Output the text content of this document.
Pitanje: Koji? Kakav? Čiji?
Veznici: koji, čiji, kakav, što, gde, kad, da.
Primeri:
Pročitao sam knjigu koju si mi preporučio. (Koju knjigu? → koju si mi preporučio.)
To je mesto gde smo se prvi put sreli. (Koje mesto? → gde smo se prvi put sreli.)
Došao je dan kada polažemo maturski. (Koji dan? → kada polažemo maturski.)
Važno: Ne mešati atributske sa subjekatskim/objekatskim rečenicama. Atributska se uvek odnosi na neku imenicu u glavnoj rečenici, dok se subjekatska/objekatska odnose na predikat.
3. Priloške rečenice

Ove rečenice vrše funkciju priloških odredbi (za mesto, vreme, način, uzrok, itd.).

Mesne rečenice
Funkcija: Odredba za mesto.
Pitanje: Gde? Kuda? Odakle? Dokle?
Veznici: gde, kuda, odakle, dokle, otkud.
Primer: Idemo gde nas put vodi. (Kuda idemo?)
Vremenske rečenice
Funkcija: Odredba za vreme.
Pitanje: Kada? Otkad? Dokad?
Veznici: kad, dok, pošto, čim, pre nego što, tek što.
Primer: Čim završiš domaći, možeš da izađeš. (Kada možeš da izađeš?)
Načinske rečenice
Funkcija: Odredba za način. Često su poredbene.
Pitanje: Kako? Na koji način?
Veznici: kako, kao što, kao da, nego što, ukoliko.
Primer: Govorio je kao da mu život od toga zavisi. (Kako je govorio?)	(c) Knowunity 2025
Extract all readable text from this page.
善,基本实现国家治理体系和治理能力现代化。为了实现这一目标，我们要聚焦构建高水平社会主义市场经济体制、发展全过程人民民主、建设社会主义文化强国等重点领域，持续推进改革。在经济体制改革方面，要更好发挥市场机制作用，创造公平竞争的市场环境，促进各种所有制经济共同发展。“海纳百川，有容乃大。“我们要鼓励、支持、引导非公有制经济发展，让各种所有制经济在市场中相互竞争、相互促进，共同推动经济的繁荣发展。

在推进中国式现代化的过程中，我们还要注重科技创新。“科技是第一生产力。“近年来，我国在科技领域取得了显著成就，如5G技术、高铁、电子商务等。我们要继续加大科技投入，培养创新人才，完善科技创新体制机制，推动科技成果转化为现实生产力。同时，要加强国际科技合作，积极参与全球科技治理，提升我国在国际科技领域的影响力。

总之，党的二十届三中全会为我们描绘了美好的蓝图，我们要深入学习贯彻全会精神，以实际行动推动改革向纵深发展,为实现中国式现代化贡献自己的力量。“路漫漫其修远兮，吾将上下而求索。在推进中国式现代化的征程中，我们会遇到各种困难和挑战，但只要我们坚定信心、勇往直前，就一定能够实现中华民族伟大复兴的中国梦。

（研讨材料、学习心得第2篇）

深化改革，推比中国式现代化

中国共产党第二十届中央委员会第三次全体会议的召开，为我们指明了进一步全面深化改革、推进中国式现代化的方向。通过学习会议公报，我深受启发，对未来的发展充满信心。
----------
* Exercise brief
Search the entries for "Pitanje" and copy out each line that has it.

* Exercise answer
Pitanje: Koji? Kakav? Čiji?
Pitanje: Gde? Kuda? Odakle? Dokle?
Pitanje: Kada? Otkad? Dokad?
Pitanje: Kako? Na koji način?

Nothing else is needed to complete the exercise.